### LISTED ENTRIES

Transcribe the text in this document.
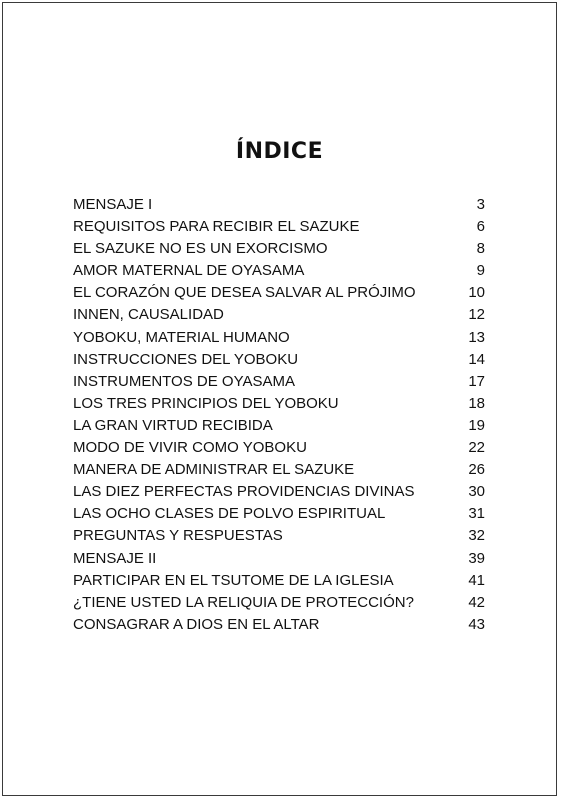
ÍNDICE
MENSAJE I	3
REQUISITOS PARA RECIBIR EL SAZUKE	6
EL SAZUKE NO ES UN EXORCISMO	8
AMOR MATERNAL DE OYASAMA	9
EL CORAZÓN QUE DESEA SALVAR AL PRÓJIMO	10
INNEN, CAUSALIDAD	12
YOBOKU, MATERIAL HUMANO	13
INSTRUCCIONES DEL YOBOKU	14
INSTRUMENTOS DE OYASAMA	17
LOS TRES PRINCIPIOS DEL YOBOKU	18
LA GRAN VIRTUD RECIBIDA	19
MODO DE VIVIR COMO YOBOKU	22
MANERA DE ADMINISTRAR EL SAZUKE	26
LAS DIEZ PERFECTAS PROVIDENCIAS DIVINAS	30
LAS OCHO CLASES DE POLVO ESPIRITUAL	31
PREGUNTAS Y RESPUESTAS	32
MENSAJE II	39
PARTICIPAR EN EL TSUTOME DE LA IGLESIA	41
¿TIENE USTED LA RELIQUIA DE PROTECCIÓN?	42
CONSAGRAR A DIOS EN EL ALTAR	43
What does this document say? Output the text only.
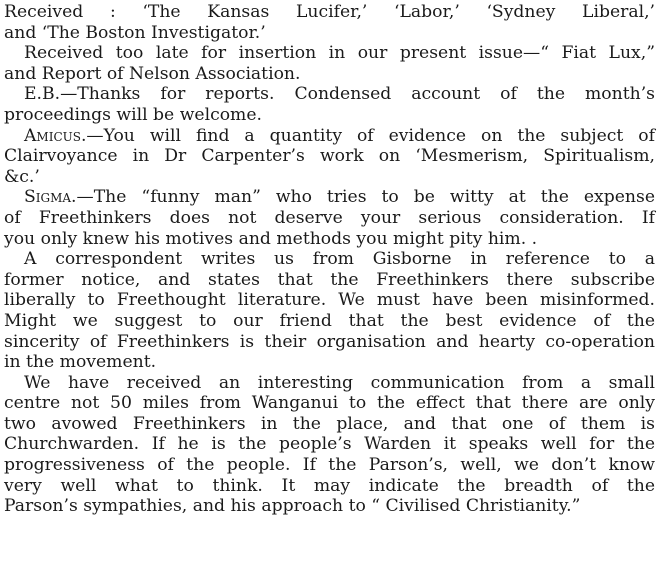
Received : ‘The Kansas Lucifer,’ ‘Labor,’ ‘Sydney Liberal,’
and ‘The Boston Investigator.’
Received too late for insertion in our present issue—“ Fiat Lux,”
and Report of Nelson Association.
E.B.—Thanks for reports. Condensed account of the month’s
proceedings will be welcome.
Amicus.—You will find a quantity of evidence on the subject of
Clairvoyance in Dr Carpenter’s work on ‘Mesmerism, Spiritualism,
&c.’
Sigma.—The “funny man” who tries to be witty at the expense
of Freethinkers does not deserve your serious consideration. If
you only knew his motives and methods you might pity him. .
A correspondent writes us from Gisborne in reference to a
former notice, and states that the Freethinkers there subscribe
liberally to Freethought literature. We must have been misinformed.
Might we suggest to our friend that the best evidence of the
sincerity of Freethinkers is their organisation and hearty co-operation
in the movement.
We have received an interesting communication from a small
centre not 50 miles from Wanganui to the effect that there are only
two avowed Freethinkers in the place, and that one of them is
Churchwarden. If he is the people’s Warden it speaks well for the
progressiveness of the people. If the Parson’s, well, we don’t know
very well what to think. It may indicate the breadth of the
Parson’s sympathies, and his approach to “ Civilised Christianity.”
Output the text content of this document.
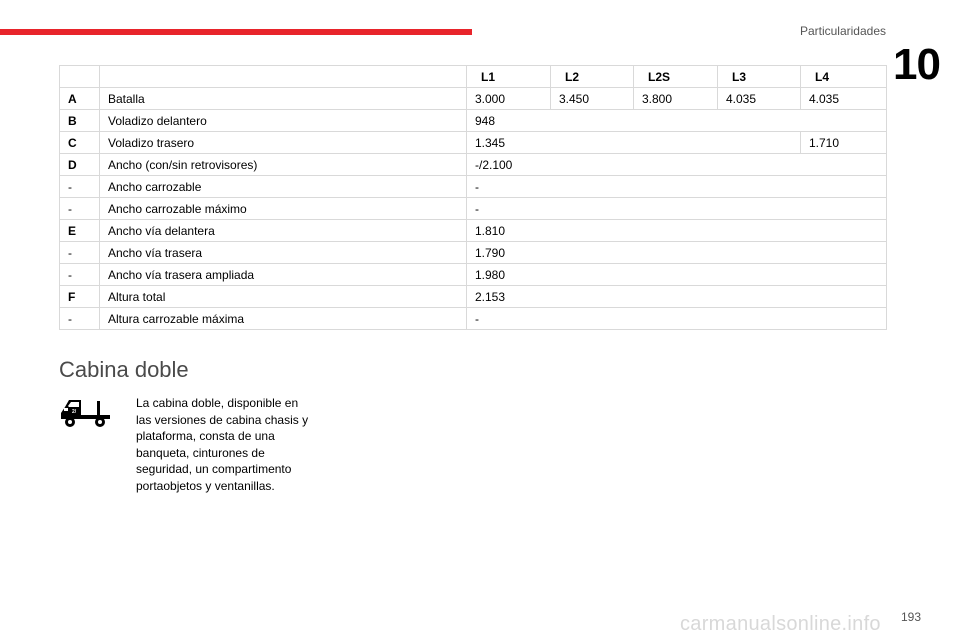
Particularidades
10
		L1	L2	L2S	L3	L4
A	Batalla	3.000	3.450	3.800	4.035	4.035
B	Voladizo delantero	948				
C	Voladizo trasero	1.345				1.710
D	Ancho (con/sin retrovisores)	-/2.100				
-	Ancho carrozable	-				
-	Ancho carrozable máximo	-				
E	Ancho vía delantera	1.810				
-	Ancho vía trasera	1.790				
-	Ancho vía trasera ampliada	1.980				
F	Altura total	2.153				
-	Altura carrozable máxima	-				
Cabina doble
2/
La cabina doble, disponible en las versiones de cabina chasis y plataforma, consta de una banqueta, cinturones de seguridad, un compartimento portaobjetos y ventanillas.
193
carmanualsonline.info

==

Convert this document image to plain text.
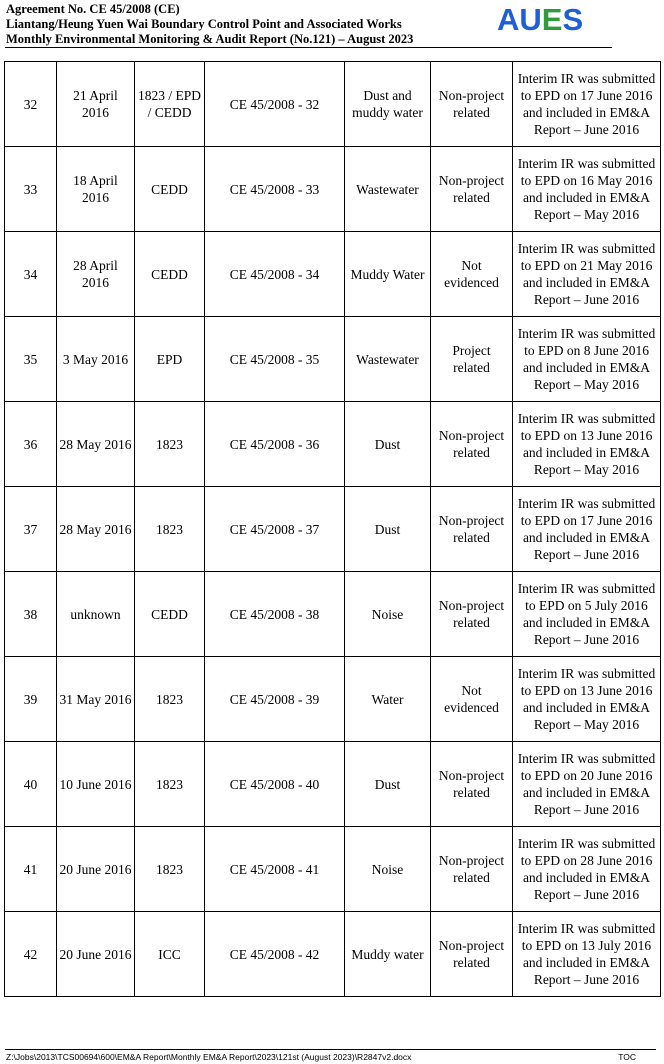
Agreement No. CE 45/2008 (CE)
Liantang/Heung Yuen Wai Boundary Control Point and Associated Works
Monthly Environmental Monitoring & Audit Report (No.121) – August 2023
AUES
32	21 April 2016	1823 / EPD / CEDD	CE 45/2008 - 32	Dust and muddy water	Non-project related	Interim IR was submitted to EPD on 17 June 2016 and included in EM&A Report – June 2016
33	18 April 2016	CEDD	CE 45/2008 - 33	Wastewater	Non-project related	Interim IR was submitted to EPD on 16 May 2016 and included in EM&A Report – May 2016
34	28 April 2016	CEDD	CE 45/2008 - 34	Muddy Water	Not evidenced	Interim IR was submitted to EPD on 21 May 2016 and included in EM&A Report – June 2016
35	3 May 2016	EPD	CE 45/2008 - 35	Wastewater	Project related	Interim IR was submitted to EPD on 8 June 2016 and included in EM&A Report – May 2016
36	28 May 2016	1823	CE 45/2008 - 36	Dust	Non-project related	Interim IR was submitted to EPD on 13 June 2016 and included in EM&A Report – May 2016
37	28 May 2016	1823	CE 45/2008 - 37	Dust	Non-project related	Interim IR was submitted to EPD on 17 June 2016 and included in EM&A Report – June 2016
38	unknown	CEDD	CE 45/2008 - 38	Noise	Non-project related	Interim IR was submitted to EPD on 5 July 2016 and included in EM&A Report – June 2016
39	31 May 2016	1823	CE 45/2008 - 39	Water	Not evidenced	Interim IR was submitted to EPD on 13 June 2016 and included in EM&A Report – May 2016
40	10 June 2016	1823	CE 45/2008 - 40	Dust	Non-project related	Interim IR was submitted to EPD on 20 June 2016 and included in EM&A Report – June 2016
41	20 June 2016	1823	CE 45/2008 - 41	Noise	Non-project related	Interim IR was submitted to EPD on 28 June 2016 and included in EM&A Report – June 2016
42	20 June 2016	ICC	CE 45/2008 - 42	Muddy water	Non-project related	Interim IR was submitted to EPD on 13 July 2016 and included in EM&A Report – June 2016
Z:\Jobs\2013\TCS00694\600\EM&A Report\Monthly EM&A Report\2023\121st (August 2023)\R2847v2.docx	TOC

### WHAT TO WORK ON
Locate the lines above that hold the word "Monthly". Show every one of them.

### ANSWER IN FULL
Monthly Environmental Monitoring & Audit Report (No.121) – August 2023
Z:\Jobs\2013\TCS00694\600\EM&A Report\Monthly EM&A Report\2023\121st (August 2023)\R2847v2.docx	TOC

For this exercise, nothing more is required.